> _Stated exercise_: Give the entries again exactly, every one of them.

(Stored entries)
BEGIN

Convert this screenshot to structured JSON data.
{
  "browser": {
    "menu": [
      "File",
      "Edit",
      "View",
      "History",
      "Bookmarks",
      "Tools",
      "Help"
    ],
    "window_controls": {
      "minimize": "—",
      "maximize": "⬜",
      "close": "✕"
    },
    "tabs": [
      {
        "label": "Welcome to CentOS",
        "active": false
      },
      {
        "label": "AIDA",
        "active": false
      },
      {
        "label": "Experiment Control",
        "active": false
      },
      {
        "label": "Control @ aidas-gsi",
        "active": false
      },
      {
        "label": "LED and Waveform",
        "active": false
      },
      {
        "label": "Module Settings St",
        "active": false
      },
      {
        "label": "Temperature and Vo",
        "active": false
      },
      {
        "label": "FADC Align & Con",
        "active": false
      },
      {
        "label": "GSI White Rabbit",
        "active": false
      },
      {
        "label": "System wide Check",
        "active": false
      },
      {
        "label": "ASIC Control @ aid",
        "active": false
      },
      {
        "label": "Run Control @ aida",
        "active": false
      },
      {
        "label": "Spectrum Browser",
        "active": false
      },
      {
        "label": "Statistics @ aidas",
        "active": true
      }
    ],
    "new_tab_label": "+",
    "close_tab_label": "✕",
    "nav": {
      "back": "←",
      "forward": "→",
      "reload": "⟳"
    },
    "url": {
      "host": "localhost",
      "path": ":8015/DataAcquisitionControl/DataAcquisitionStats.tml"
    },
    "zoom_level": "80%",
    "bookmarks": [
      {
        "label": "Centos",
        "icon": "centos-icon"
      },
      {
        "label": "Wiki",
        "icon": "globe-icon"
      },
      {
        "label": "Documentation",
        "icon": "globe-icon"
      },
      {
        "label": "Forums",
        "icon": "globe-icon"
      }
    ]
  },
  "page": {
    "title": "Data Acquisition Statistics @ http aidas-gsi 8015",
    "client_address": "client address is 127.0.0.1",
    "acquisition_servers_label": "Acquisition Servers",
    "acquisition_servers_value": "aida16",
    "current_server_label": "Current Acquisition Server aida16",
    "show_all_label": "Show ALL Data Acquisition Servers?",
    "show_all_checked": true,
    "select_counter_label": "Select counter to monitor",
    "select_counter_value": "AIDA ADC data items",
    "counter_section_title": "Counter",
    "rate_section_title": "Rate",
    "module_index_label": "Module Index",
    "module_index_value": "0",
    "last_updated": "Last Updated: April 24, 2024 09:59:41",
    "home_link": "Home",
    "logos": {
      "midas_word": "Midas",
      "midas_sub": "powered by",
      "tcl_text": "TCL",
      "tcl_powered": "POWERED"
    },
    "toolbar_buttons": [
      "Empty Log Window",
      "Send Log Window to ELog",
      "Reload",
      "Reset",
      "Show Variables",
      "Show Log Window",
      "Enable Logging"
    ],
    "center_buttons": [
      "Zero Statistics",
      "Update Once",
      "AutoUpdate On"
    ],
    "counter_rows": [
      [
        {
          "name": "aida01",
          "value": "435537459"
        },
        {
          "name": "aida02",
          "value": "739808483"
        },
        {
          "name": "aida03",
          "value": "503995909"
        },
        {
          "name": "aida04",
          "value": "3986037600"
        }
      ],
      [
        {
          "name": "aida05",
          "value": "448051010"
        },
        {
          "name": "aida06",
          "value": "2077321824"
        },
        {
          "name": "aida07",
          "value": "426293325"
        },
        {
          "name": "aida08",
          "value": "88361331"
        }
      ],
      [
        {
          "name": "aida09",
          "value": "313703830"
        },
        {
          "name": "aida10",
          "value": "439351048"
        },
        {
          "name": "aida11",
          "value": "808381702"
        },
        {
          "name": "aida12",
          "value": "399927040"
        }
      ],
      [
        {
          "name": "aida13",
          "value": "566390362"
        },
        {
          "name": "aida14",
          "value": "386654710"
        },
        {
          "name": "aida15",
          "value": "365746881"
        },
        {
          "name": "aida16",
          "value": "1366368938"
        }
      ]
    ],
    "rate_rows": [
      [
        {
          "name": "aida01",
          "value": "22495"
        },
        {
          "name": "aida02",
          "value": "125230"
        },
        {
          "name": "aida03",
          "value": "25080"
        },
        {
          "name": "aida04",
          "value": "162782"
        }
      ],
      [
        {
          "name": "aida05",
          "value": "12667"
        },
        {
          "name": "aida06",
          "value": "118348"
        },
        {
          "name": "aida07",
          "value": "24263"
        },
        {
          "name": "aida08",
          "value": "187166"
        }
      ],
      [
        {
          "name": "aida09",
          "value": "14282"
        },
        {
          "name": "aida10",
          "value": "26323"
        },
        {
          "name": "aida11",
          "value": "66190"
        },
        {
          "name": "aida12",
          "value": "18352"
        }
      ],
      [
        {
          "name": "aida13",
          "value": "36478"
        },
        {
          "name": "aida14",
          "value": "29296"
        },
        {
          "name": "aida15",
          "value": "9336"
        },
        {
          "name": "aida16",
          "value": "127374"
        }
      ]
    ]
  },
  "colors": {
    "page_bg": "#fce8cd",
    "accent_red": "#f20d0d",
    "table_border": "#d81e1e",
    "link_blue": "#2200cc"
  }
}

END

> _Task solution_:
Convert this screenshot to structured JSON data.
{
  "browser": {
    "menu": [
      "File",
      "Edit",
      "View",
      "History",
      "Bookmarks",
      "Tools",
      "Help"
    ],
    "window_controls": {
      "minimize": "—",
      "maximize": "⬜",
      "close": "✕"
    },
    "tabs": [
      {
        "label": "Welcome to CentOS",
        "active": false
      },
      {
        "label": "AIDA",
        "active": false
      },
      {
        "label": "Experiment Control",
        "active": false
      },
      {
        "label": "Control @ aidas-gsi",
        "active": false
      },
      {
        "label": "LED and Waveform",
        "active": false
      },
      {
        "label": "Module Settings St",
        "active": false
      },
      {
        "label": "Temperature and Vo",
        "active": false
      },
      {
        "label": "FADC Align & Con",
        "active": false
      },
      {
        "label": "GSI White Rabbit",
        "active": false
      },
      {
        "label": "System wide Check",
        "active": false
      },
      {
        "label": "ASIC Control @ aid",
        "active": false
      },
      {
        "label": "Run Control @ aida",
        "active": false
      },
      {
        "label": "Spectrum Browser",
        "active": false
      },
      {
        "label": "Statistics @ aidas",
        "active": true
      }
    ],
    "new_tab_label": "+",
    "close_tab_label": "✕",
    "nav": {
      "back": "←",
      "forward": "→",
      "reload": "⟳"
    },
    "url": {
      "host": "localhost",
      "path": ":8015/DataAcquisitionControl/DataAcquisitionStats.tml"
    },
    "zoom_level": "80%",
    "bookmarks": [
      {
        "label": "Centos",
        "icon": "centos-icon"
      },
      {
        "label": "Wiki",
        "icon": "globe-icon"
      },
      {
        "label": "Documentation",
        "icon": "globe-icon"
      },
      {
        "label": "Forums",
        "icon": "globe-icon"
      }
    ]
  },
  "page": {
    "title": "Data Acquisition Statistics @ http aidas-gsi 8015",
    "client_address": "client address is 127.0.0.1",
    "acquisition_servers_label": "Acquisition Servers",
    "acquisition_servers_value": "aida16",
    "current_server_label": "Current Acquisition Server aida16",
    "show_all_label": "Show ALL Data Acquisition Servers?",
    "show_all_checked": true,
    "select_counter_label": "Select counter to monitor",
    "select_counter_value": "AIDA ADC data items",
    "counter_section_title": "Counter",
    "rate_section_title": "Rate",
    "module_index_label": "Module Index",
    "module_index_value": "0",
    "last_updated": "Last Updated: April 24, 2024 09:59:41",
    "home_link": "Home",
    "logos": {
      "midas_word": "Midas",
      "midas_sub": "powered by",
      "tcl_text": "TCL",
      "tcl_powered": "POWERED"
    },
    "toolbar_buttons": [
      "Empty Log Window",
      "Send Log Window to ELog",
      "Reload",
      "Reset",
      "Show Variables",
      "Show Log Window",
      "Enable Logging"
    ],
    "center_buttons": [
      "Zero Statistics",
      "Update Once",
      "AutoUpdate On"
    ],
    "counter_rows": [
      [
        {
          "name": "aida01",
          "value": "435537459"
        },
        {
          "name": "aida02",
          "value": "739808483"
        },
        {
          "name": "aida03",
          "value": "503995909"
        },
        {
          "name": "aida04",
          "value": "3986037600"
        }
      ],
      [
        {
          "name": "aida05",
          "value": "448051010"
        },
        {
          "name": "aida06",
          "value": "2077321824"
        },
        {
          "name": "aida07",
          "value": "426293325"
        },
        {
          "name": "aida08",
          "value": "88361331"
        }
      ],
      [
        {
          "name": "aida09",
          "value": "313703830"
        },
        {
          "name": "aida10",
          "value": "439351048"
        },
        {
          "name": "aida11",
          "value": "808381702"
        },
        {
          "name": "aida12",
          "value": "399927040"
        }
      ],
      [
        {
          "name": "aida13",
          "value": "566390362"
        },
        {
          "name": "aida14",
          "value": "386654710"
        },
        {
          "name": "aida15",
          "value": "365746881"
        },
        {
          "name": "aida16",
          "value": "1366368938"
        }
      ]
    ],
    "rate_rows": [
      [
        {
          "name": "aida01",
          "value": "22495"
        },
        {
          "name": "aida02",
          "value": "125230"
        },
        {
          "name": "aida03",
          "value": "25080"
        },
        {
          "name": "aida04",
          "value": "162782"
        }
      ],
      [
        {
          "name": "aida05",
          "value": "12667"
        },
        {
          "name": "aida06",
          "value": "118348"
        },
        {
          "name": "aida07",
          "value": "24263"
        },
        {
          "name": "aida08",
          "value": "187166"
        }
      ],
      [
        {
          "name": "aida09",
          "value": "14282"
        },
        {
          "name": "aida10",
          "value": "26323"
        },
        {
          "name": "aida11",
          "value": "66190"
        },
        {
          "name": "aida12",
          "value": "18352"
        }
      ],
      [
        {
          "name": "aida13",
          "value": "36478"
        },
        {
          "name": "aida14",
          "value": "29296"
        },
        {
          "name": "aida15",
          "value": "9336"
        },
        {
          "name": "aida16",
          "value": "127374"
        }
      ]
    ]
  },
  "colors": {
    "page_bg": "#fce8cd",
    "accent_red": "#f20d0d",
    "table_border": "#d81e1e",
    "link_blue": "#2200cc"
  }
}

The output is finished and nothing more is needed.